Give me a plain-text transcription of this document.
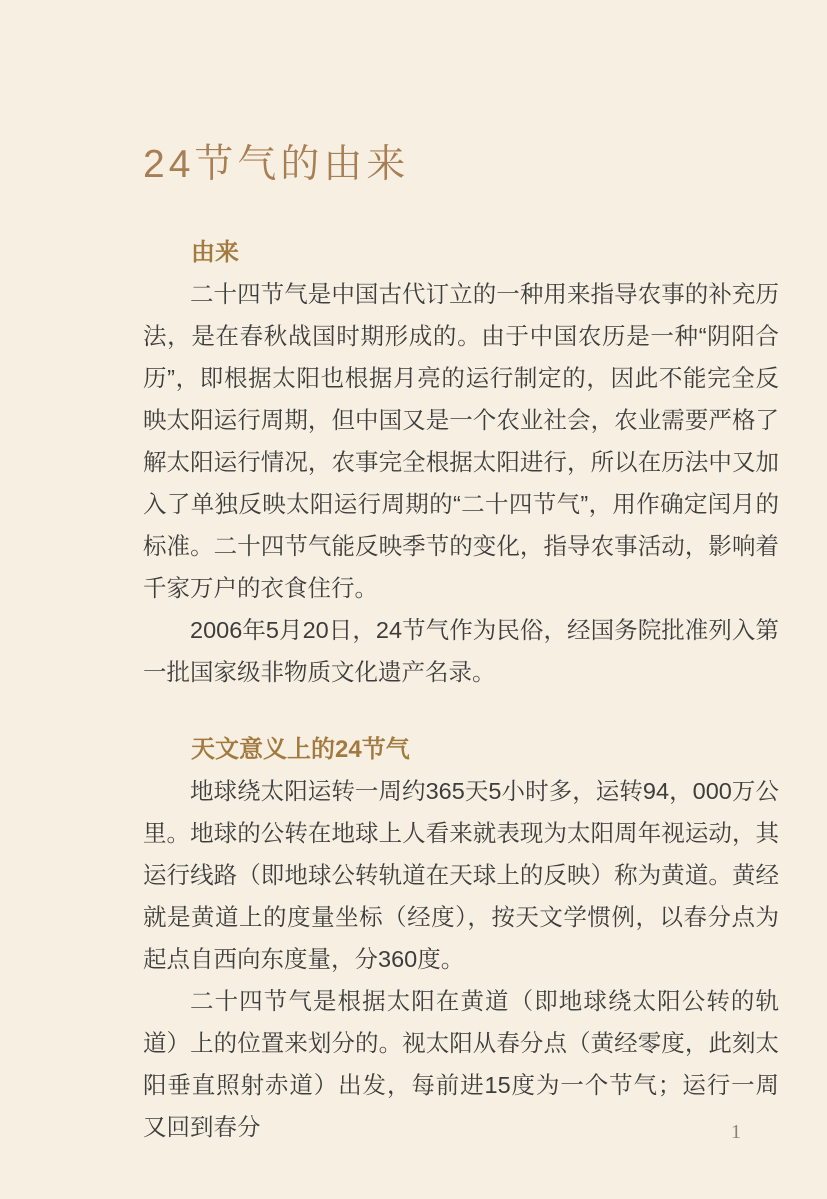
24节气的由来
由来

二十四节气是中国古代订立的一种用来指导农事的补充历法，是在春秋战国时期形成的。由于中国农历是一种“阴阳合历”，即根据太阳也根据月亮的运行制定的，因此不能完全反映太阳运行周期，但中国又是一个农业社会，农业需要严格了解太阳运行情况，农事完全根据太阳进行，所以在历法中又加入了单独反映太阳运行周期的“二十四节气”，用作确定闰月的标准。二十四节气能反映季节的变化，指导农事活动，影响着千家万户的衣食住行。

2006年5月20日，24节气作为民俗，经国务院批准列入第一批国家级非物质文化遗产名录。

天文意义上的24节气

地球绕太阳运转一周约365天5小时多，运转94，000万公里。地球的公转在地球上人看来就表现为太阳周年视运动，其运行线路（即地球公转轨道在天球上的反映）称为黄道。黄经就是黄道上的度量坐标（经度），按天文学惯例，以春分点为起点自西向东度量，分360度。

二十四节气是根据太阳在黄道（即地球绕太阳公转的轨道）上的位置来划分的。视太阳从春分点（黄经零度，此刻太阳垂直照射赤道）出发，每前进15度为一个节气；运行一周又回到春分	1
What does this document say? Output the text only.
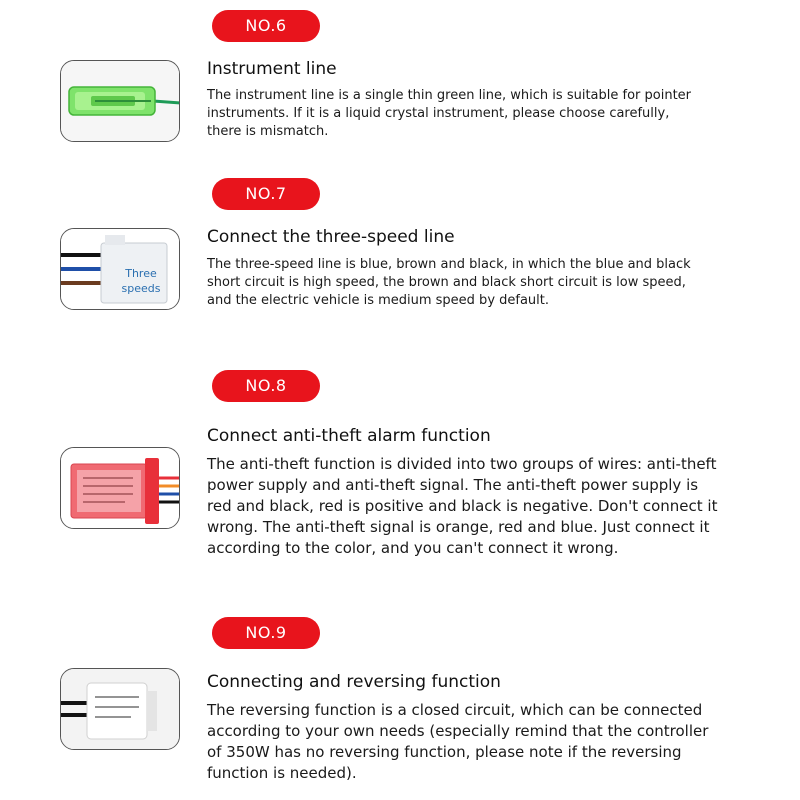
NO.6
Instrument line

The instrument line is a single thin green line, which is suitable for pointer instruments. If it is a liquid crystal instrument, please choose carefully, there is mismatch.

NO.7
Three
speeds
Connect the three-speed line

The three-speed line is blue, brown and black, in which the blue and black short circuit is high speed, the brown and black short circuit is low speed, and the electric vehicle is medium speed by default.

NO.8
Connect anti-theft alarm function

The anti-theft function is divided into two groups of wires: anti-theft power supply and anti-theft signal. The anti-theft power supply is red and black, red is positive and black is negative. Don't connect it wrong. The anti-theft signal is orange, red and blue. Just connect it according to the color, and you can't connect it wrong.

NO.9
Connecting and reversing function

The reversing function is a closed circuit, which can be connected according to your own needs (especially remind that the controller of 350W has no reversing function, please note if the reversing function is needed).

### Problem requirements
Look through the entries above; copy each line where the string "function" appears.

### Solution below
Connect anti-theft alarm function
The anti-theft function is divided into two groups of wires: anti-theft power supply and anti-theft signal. The anti-theft power supply is red and black, red is positive and black is negative. Don't connect it wrong. The anti-theft signal is orange, red and blue. Just connect it according to the color, and you can't connect it wrong.
Connecting and reversing function
The reversing function is a closed circuit, which can be connected according to your own needs (especially remind that the controller of 350W has no reversing function, please note if the reversing function is needed).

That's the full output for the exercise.